EXERCISE OBJECTIVE | Where a line holds the word "title", copy that line.
_ _ _ _
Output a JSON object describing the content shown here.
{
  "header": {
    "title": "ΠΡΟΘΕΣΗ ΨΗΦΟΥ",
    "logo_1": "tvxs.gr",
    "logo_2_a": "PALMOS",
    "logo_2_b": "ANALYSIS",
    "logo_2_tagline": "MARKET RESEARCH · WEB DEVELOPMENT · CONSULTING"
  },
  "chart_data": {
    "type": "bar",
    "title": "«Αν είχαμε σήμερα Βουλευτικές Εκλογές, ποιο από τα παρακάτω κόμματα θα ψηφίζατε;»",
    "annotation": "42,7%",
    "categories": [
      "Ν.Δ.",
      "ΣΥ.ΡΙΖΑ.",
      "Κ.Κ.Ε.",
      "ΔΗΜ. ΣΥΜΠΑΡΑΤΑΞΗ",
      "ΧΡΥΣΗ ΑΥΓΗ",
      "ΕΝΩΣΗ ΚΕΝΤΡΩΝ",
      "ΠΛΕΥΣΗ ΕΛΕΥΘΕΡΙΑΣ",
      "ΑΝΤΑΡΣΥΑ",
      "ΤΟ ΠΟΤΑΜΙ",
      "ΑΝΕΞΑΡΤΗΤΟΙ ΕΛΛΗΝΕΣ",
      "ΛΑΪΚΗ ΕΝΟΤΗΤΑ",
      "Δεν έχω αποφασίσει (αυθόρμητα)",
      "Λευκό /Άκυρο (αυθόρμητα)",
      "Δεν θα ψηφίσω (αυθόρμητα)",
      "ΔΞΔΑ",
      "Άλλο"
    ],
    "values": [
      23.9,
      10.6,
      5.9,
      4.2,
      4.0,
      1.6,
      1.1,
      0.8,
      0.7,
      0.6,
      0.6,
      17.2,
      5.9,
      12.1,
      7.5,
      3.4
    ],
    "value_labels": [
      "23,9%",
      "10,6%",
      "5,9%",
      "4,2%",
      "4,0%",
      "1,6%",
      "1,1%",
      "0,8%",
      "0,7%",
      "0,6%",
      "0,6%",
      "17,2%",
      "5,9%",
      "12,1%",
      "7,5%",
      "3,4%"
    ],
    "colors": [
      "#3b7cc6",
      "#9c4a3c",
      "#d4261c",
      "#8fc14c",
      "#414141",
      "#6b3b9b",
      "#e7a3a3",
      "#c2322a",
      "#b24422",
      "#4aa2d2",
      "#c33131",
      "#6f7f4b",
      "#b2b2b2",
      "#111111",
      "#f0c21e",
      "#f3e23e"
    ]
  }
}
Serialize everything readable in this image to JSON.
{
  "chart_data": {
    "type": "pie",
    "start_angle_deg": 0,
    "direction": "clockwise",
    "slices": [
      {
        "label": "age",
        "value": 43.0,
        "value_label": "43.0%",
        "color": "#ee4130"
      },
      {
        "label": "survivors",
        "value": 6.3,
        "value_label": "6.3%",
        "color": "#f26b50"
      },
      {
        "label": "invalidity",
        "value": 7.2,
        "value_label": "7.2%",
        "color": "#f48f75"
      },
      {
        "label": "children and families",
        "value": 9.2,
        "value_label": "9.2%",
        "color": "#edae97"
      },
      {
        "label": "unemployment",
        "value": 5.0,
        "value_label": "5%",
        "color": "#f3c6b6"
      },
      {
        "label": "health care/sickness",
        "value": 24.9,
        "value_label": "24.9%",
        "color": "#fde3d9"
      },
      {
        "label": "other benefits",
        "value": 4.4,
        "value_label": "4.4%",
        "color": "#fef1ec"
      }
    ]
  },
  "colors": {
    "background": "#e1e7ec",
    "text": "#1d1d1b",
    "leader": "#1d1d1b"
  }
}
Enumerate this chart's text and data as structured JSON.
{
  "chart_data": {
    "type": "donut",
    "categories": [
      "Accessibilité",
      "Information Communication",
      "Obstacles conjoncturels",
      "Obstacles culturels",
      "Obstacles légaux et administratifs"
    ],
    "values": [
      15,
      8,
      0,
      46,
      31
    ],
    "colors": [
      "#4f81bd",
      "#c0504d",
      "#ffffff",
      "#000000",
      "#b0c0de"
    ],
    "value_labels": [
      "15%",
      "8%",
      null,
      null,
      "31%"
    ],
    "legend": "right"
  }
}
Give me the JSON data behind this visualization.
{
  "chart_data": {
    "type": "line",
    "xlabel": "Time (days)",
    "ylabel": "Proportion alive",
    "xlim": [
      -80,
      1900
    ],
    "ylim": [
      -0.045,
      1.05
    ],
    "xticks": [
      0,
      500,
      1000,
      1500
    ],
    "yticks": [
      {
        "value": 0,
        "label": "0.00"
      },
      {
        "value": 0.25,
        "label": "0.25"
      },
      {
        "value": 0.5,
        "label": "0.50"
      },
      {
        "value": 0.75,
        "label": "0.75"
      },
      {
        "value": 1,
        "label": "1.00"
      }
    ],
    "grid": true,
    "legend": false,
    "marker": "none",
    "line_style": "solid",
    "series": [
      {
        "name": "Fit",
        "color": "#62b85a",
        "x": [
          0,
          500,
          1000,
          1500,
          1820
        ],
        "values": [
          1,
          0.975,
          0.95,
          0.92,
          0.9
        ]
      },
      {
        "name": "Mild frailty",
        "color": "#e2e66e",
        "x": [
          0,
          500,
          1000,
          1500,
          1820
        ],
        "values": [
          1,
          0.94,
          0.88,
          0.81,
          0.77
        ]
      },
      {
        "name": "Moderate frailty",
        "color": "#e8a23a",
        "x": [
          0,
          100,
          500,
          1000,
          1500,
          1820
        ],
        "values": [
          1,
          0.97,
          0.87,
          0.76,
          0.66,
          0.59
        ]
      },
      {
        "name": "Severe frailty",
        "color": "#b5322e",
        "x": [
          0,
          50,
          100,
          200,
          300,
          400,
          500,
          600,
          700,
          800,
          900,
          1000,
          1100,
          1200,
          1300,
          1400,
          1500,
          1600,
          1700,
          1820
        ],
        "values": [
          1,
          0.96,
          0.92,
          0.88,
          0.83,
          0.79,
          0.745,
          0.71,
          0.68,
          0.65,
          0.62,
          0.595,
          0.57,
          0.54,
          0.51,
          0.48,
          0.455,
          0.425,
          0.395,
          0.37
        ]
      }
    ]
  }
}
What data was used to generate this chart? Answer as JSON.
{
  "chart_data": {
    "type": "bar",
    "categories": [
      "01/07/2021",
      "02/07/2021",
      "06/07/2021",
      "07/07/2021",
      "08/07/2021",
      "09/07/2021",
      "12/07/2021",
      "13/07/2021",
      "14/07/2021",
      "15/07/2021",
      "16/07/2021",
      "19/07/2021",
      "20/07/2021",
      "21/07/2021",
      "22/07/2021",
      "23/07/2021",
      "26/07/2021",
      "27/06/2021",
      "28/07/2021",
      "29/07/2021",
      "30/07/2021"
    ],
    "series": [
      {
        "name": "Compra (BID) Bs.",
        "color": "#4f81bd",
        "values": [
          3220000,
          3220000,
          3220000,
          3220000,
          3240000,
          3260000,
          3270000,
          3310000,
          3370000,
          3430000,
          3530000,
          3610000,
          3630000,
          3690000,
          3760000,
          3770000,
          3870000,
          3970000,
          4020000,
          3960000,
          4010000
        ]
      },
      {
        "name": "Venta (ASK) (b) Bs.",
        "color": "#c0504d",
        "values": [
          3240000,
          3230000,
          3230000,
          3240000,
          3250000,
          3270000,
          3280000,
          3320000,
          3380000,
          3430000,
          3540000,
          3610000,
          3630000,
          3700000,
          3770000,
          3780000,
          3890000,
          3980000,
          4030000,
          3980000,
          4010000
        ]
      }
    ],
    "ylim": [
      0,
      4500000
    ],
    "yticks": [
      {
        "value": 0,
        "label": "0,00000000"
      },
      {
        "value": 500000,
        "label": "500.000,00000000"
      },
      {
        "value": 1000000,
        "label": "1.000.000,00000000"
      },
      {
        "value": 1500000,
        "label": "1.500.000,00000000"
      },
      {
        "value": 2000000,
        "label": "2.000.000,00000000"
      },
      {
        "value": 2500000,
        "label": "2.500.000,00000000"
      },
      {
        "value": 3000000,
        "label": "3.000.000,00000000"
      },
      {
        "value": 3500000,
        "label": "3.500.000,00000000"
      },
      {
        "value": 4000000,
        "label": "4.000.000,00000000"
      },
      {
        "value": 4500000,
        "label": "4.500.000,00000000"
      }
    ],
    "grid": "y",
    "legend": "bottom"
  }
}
_ _ _ _
RESULT OF THE TASK |
    "title": "ΠΡΟΘΕΣΗ ΨΗΦΟΥ",
    "title": "«Αν είχαμε σήμερα Βουλευτικές Εκλογές, ποιο από τα παρακάτω κόμματα θα ψηφίζατε;»",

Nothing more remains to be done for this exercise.